[TASK MATERIAL Boundary: Start]

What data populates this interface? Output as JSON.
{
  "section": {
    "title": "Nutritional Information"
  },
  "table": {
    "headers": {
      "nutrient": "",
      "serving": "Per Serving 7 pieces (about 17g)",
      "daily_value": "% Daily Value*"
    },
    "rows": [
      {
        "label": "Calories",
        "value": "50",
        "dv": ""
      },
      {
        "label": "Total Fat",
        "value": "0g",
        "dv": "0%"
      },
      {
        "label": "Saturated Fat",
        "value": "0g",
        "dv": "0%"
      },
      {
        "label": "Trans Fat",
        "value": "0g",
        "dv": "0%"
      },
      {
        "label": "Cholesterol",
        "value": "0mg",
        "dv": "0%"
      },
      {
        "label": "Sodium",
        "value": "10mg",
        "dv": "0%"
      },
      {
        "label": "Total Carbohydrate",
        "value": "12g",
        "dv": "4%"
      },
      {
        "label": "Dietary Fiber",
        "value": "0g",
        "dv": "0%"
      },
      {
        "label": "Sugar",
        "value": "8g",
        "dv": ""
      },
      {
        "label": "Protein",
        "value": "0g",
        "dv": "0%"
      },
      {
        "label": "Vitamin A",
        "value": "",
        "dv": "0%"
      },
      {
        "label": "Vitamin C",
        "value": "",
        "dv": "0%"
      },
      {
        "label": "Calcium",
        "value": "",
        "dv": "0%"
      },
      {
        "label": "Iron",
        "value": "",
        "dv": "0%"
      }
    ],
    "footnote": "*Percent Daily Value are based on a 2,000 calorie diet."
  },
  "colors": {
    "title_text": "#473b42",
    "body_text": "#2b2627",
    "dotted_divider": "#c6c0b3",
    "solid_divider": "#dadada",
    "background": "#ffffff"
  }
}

[TASK MATERIAL Boundary: End]

= WHAT YOU ARE ASKED TO DO =
Please give an exact copy of every entry.

= ANSWER SECTION =
What data populates this interface? Output as JSON.
{
  "section": {
    "title": "Nutritional Information"
  },
  "table": {
    "headers": {
      "nutrient": "",
      "serving": "Per Serving 7 pieces (about 17g)",
      "daily_value": "% Daily Value*"
    },
    "rows": [
      {
        "label": "Calories",
        "value": "50",
        "dv": ""
      },
      {
        "label": "Total Fat",
        "value": "0g",
        "dv": "0%"
      },
      {
        "label": "Saturated Fat",
        "value": "0g",
        "dv": "0%"
      },
      {
        "label": "Trans Fat",
        "value": "0g",
        "dv": "0%"
      },
      {
        "label": "Cholesterol",
        "value": "0mg",
        "dv": "0%"
      },
      {
        "label": "Sodium",
        "value": "10mg",
        "dv": "0%"
      },
      {
        "label": "Total Carbohydrate",
        "value": "12g",
        "dv": "4%"
      },
      {
        "label": "Dietary Fiber",
        "value": "0g",
        "dv": "0%"
      },
      {
        "label": "Sugar",
        "value": "8g",
        "dv": ""
      },
      {
        "label": "Protein",
        "value": "0g",
        "dv": "0%"
      },
      {
        "label": "Vitamin A",
        "value": "",
        "dv": "0%"
      },
      {
        "label": "Vitamin C",
        "value": "",
        "dv": "0%"
      },
      {
        "label": "Calcium",
        "value": "",
        "dv": "0%"
      },
      {
        "label": "Iron",
        "value": "",
        "dv": "0%"
      }
    ],
    "footnote": "*Percent Daily Value are based on a 2,000 calorie diet."
  },
  "colors": {
    "title_text": "#473b42",
    "body_text": "#2b2627",
    "dotted_divider": "#c6c0b3",
    "solid_divider": "#dadada",
    "background": "#ffffff"
  }
}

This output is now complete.